=== Data provided ===

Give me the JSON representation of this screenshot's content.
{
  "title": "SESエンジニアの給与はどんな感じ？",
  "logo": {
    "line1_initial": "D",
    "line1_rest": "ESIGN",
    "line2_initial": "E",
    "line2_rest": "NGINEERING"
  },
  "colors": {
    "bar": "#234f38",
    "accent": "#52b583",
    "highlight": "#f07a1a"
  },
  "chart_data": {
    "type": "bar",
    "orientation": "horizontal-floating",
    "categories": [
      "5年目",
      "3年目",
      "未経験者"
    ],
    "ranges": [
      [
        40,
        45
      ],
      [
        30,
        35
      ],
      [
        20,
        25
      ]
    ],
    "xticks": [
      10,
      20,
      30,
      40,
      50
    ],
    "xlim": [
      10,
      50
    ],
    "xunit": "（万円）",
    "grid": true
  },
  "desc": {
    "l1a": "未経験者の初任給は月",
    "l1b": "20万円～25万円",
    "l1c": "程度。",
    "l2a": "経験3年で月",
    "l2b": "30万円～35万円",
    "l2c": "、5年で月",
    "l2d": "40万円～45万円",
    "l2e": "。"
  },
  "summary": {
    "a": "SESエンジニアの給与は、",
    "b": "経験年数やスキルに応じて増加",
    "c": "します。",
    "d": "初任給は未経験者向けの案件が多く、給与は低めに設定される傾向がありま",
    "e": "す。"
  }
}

===
=== Data provided ===

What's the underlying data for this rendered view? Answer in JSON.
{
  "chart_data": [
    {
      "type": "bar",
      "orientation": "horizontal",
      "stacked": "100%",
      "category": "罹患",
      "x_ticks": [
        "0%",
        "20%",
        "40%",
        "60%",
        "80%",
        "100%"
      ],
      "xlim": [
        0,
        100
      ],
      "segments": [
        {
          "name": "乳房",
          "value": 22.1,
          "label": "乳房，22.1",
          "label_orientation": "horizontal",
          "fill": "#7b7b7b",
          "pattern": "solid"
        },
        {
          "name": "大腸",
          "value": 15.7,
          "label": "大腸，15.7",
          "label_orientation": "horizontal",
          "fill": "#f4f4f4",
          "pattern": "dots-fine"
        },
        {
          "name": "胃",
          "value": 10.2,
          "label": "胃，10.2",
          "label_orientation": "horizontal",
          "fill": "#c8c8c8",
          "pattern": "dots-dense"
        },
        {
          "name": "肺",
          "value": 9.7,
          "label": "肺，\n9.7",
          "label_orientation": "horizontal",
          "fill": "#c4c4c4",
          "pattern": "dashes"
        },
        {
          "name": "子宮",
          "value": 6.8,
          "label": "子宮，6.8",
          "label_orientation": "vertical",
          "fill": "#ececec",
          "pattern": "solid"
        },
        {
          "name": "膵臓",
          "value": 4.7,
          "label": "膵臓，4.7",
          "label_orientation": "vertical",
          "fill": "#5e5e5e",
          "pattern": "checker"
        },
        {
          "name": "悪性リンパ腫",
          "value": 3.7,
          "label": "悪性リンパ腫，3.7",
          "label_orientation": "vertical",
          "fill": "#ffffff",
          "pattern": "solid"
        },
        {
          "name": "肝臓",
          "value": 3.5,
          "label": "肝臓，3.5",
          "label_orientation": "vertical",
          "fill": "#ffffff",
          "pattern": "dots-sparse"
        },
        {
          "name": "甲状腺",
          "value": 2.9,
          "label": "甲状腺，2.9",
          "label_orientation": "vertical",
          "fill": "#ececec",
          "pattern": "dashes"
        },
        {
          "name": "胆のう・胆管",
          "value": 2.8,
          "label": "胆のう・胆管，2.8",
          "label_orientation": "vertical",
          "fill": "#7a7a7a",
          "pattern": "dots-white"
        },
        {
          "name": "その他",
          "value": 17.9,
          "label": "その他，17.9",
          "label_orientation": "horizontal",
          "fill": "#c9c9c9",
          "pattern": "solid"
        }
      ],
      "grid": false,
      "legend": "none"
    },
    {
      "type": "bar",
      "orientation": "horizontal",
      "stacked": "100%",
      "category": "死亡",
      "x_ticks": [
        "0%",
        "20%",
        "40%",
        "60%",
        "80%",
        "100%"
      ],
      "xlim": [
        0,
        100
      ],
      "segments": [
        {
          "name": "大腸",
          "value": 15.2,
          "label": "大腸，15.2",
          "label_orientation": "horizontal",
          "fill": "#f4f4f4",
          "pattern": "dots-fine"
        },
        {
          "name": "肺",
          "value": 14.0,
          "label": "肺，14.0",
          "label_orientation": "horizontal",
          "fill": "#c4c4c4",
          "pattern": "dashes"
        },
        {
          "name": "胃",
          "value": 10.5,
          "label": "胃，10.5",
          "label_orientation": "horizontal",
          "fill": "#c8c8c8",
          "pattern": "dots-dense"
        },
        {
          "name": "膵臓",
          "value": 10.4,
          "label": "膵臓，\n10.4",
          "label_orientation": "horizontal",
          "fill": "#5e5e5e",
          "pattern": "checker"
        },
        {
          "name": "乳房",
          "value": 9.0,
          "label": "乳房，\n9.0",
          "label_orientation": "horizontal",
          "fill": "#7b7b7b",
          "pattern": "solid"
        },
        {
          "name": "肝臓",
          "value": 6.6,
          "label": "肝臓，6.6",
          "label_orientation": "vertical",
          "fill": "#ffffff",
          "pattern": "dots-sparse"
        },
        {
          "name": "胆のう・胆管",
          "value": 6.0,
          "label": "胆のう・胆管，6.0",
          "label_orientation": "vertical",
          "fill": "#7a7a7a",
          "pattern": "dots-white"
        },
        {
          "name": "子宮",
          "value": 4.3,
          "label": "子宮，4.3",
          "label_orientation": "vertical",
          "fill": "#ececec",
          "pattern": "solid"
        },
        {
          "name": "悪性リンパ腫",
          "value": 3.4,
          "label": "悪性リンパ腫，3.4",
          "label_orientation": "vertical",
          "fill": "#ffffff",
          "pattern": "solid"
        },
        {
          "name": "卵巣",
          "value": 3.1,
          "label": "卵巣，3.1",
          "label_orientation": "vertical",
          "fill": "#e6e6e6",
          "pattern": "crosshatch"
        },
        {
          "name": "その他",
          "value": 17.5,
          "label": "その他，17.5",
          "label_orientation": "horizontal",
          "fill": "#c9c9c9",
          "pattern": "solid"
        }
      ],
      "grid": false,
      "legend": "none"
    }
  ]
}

===
=== Data provided ===

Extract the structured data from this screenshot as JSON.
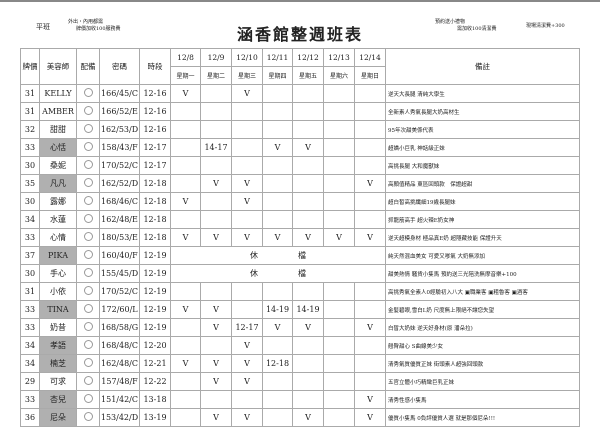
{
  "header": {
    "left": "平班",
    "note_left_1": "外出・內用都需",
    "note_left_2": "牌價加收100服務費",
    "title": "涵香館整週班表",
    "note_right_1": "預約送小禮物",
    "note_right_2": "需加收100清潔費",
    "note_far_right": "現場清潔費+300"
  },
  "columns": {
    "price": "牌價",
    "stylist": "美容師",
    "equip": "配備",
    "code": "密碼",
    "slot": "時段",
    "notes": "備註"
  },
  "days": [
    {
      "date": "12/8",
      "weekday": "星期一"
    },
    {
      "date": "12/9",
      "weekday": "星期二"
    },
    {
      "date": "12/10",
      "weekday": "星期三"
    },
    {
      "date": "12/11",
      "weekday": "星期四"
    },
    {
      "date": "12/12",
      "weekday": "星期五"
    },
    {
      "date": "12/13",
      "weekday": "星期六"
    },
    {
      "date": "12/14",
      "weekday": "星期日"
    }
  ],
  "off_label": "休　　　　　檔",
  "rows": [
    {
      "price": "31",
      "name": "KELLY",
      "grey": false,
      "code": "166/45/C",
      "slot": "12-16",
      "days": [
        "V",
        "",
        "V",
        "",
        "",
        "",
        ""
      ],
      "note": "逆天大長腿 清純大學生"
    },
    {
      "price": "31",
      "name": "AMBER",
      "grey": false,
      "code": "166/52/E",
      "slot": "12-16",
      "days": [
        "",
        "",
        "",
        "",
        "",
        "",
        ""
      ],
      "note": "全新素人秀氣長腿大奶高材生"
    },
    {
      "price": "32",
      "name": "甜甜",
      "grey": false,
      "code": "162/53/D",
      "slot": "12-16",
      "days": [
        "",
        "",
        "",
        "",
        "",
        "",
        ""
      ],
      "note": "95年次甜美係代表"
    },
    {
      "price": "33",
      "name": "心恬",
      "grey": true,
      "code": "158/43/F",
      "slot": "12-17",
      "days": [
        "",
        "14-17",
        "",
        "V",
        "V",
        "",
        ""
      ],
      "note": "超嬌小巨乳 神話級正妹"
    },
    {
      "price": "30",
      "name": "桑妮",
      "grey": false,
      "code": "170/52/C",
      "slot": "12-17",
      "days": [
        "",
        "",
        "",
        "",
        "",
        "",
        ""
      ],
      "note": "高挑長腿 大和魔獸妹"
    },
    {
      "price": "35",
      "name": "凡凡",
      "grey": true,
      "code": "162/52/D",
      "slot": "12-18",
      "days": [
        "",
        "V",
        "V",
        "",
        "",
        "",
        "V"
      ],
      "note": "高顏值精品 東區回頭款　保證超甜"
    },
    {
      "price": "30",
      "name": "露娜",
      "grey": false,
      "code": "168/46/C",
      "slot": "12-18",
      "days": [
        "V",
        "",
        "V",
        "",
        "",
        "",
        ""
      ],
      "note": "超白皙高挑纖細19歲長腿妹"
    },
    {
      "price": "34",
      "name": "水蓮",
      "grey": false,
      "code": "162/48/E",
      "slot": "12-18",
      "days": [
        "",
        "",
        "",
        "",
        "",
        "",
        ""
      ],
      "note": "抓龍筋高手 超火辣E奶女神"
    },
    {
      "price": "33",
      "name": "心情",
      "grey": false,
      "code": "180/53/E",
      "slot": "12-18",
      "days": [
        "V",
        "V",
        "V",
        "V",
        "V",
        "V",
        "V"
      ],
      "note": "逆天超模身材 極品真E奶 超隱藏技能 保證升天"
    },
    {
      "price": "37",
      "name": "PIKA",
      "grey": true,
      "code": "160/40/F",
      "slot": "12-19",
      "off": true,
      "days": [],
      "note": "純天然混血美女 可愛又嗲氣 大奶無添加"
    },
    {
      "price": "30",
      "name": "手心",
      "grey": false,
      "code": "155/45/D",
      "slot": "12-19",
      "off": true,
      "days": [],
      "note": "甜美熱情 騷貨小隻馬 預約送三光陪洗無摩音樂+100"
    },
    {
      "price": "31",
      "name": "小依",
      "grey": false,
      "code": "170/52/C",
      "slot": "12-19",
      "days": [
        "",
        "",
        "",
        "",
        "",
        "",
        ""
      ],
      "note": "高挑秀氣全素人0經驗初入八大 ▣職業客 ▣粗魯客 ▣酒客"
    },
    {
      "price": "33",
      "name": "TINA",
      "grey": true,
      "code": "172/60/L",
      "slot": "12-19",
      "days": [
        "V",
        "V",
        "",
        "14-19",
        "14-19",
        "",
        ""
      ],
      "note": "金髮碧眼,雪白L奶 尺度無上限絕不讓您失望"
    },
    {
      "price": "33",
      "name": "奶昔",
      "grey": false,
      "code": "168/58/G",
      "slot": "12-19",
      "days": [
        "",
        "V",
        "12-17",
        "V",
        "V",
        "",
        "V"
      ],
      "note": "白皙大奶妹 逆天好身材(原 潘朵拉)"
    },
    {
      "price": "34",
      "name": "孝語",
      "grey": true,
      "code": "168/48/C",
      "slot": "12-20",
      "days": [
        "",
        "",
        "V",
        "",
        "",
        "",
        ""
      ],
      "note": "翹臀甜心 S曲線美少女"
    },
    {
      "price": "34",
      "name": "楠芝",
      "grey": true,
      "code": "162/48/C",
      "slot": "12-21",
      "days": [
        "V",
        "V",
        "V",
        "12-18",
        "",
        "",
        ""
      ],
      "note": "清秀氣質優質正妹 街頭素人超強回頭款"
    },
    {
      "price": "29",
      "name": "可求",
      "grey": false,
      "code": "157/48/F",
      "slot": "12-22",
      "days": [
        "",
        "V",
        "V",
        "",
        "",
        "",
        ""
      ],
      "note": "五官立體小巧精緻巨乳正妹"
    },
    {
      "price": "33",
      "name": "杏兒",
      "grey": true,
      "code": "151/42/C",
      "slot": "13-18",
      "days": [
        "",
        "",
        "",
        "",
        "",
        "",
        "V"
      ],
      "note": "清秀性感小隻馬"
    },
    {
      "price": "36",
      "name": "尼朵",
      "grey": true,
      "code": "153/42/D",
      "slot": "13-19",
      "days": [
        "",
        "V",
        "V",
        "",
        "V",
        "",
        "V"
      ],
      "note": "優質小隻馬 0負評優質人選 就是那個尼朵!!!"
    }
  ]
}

===

> **Your objective**:
Your task is to list each line of the records with the word "date".

> **Response to this task**:
      "date": "12/8",
      "date": "12/9",
      "date": "12/10",
      "date": "12/11",
      "date": "12/12",
      "date": "12/13",
      "date": "12/14",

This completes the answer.